Pour avoir participé à d’innombrables débats tant à l’Assemblée nationale qu’au Sénat, je suis de plus en plus frappé de constater que l’on attend du Parlement non pas qu’il opine aux propositions faites par l’exécutif, qui fait toujours, ou le plus souvent, son travail avec conscience, non pas qu’il s’oppose systématiquement, mais qu’il élabore la loi avec indépendance, dans le respect des solidarités existantes – elles sont nécessaires et nous rassemblent -, ainsi que des valeurs que nous portons.
Il est important, à cet égard, que nous ayons pris l’initiative, avec Mmes Brigitte Gonthier-Maurin et Annie David, de mettre en place ce groupe de travail, qui a suscité beaucoup de débats, d’auditions, de réflexions, et nous a permis d’avancer.
Le texte auquel nous parvenons ce soir n’est ni celui du groupe de travail, ni celui des auteurs des sept propositions de loi, ni celui du Gouvernement. C’est finalement une synthèse, un nouveau texte nourri de tous les autres.
Chacun a apporté sa pierre à l’édifice, même s’il a pu être battu sur tel ou tel amendement. Ceux qui se pencheront sur ce travail législatif pourront constater que les mots retenus dans ce texte viennent de partout : du Gouvernement, du Parlement, de tous les groupes politiques, qui ont été traversés par des débats intenses et utiles.
Nous devons continuer à travailler ainsi, car il est nécessaire, dans notre République, de rétablir l’équilibre entre les pouvoirs exécutif et législatif. C’est lorsque le pouvoir législatif exerce pleinement son rôle que l’on aboutit à cet équilibre nécessaire auquel, je le sais, le Président de la République est très attaché. C’est pourquoi je me permets de faire référence, en cet instant, à cette importante notion de l’équilibre des pouvoirs.
Le texte que nous avons élaboré, même s’il n’est pas parfait, présente de nombreux avantages.
Ainsi, il donne une définition très précise, détaillée et complexe du harcèlement sexuel, qui prend en compte les diverses situations possibles.
Ensuite, il prend en compte les deux modalités du harcèlement.
Le harcèlement - si l’on s’en tient à ce mot - implique une pluralité d’actes. C’est simple, et chacun le comprend ainsi. Il était donc nécessaire de fonder en droit l’acte unique pouvant entraîner des conséquences lourdes, graves et traumatisantes.
Je tiens à répéter, à cet égard, ce que notre rapporteur, Alain Anziani, auquel je rends hommage, a dit avec beaucoup de force, et ce que notre rapporteur pour avis, Christiane Demontès, avait également rappelé : si nous n’avions pas pris en compte les différentes modalités du harcèlement, on nous l’aurait reproché.
Certes, on peut toujours nous dire que le projet de loi risque d’être détourné, mais vous remarquerez que cela vaut pour tout texte.

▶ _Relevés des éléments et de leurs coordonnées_
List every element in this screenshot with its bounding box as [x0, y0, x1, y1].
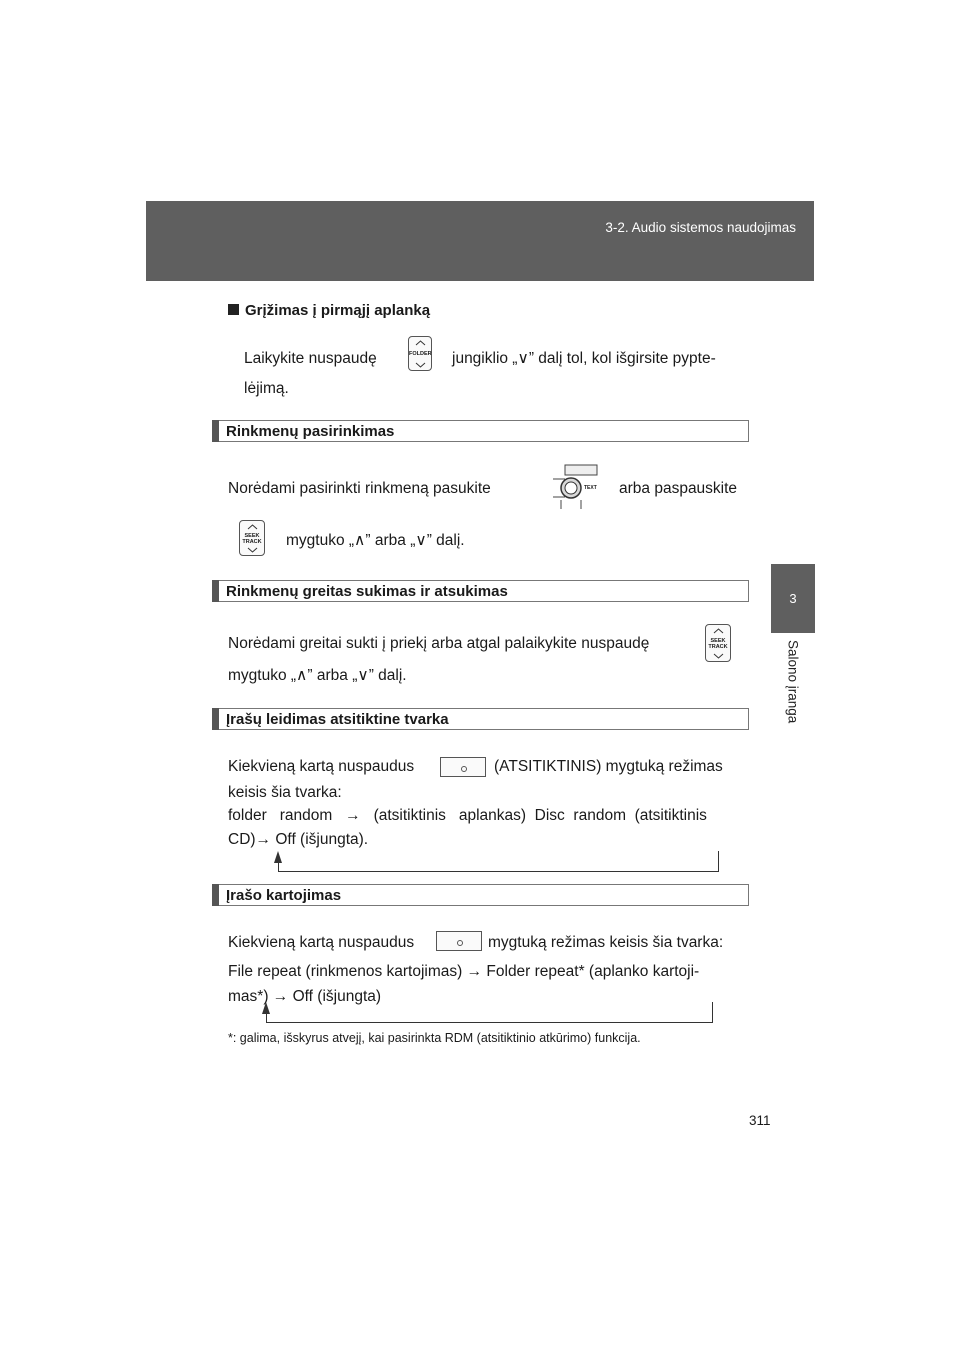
folder-label: FOLDER — [409, 351, 432, 357]
seek-track-icon — [239, 520, 265, 556]
sec4-line1-b: mygtuką režimas keisis šia tvarka: — [488, 934, 724, 951]
square-bullet-icon — [228, 304, 239, 315]
p1-line1-a: Laikykite nuspaudę — [244, 350, 377, 367]
section-title: Įrašo kartojimas — [226, 887, 342, 904]
sec2-line1: Norėdami greitai sukti į priekį arba atgal palaikykite nuspaudę — [228, 635, 650, 652]
sec4-line3: mas*) → Off (išjungta) — [228, 988, 382, 1005]
track-label: TRACK — [242, 539, 262, 545]
cycle-arrow-diagram-2 — [262, 1002, 714, 1024]
section-title: Įrašų leidimas atsitiktine tvarka — [226, 711, 449, 728]
section-title: Rinkmenų greitas sukimas ir atsukimas — [226, 583, 508, 600]
repeat-button-icon — [436, 931, 482, 951]
sec3-line4: CD)→ Off (išjungta). — [228, 831, 369, 848]
chapter-label-text: Salono įranga — [785, 640, 801, 724]
random-button-icon — [440, 757, 486, 777]
page-header — [146, 201, 814, 281]
sec1-line2: mygtuko „∧” arba „∨” dalį. — [286, 532, 465, 549]
subhead-title: Grįžimas į pirmąjį aplanką — [245, 302, 431, 319]
sec3-line1-b: (ATSITIKTINIS) mygtuką režimas — [494, 758, 723, 775]
chapter-number: 3 — [789, 591, 797, 606]
page-number: 311 — [749, 1113, 771, 1128]
chapter-tab — [771, 564, 815, 633]
section-header-file-selection — [212, 420, 749, 442]
folder-switch-icon — [408, 336, 432, 371]
section-header-random-playback — [212, 708, 749, 730]
p1-line2: lėjimą. — [244, 380, 289, 397]
header-title: 3-2. Audio sistemos naudojimas — [605, 220, 796, 235]
footnote: *: galima, išskyrus atvejį, kai pasirinkta RDM (atsitiktinio atkūrimo) funkcija. — [228, 1031, 641, 1045]
cycle-arrow-diagram — [274, 851, 720, 873]
subhead — [228, 302, 430, 319]
section-header-repeat — [212, 884, 749, 906]
p1-line1-b: jungiklio „∨” dalį tol, kol išgirsite pypte- — [452, 350, 716, 367]
section-header-fast-forward-rewind — [212, 580, 749, 602]
sec4-line2: File repeat (rinkmenos kartojimas) → Folder repeat* (aplanko kartoji- — [228, 963, 700, 980]
chapter-label — [771, 640, 815, 740]
tune-knob-icon — [551, 463, 601, 511]
sec3-line3: folder random → (atsitiktinis aplankas) Disc random (atsitiktinis — [228, 807, 707, 824]
sec2-line2: mygtuko „∧” arba „∨” dalį. — [228, 667, 407, 684]
seek-track-icon-2 — [705, 624, 731, 662]
sec1-line1-a: Norėdami pasirinkti rinkmeną pasukite — [228, 480, 491, 497]
seek-label: SEEK — [710, 638, 726, 644]
sec3-line2: keisis šia tvarka: — [228, 784, 342, 801]
seek-label: SEEK — [244, 533, 260, 539]
section-title: Rinkmenų pasirinkimas — [226, 423, 395, 440]
sec1-line1-b: arba paspauskite — [619, 480, 738, 497]
knob-label: TEXT — [584, 485, 597, 491]
track-label: TRACK — [708, 644, 728, 650]
sec3-line1-a: Kiekvieną kartą nuspaudus — [228, 758, 415, 775]
sec4-line1-a: Kiekvieną kartą nuspaudus — [228, 934, 415, 951]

▶ _Consigne A_
Veuillez extraire du discours sur le harcèlement sexuel le passage qui commence par "Le texte que" et se termine par "nous l’aurait reproché.".
▶ _Consigne B_
D'après le discours sur le harcèlement sexuel, qui est le rapporteur pour avis ?

▶ _Résultat de l'exercice A_
Le texte que nous avons élaboré, même s’il n’est pas parfait, présente de nombreux avantages.
Ainsi, il donne une définition très précise, détaillée et complexe du harcèlement sexuel, qui prend en compte les diverses situations possibles.
Ensuite, il prend en compte les deux modalités du harcèlement.
Le harcèlement - si l’on s’en tient à ce mot - implique une pluralité d’actes. C’est simple, et chacun le comprend ainsi. Il était donc nécessaire de fonder en droit l’acte unique pouvant entraîner des conséquences lourdes, graves et traumatisantes.
Je tiens à répéter, à cet égard, ce que notre rapporteur, Alain Anziani, auquel je rends hommage, a dit avec beaucoup de force, et ce que notre rapporteur pour avis, Christiane Demontès, avait également rappelé : si nous n’avions pas pris en compte les différentes modalités du harcèlement, on nous l’aurait reproché.

▶ _Résultat de l'exercice B_
Christiane Demontès.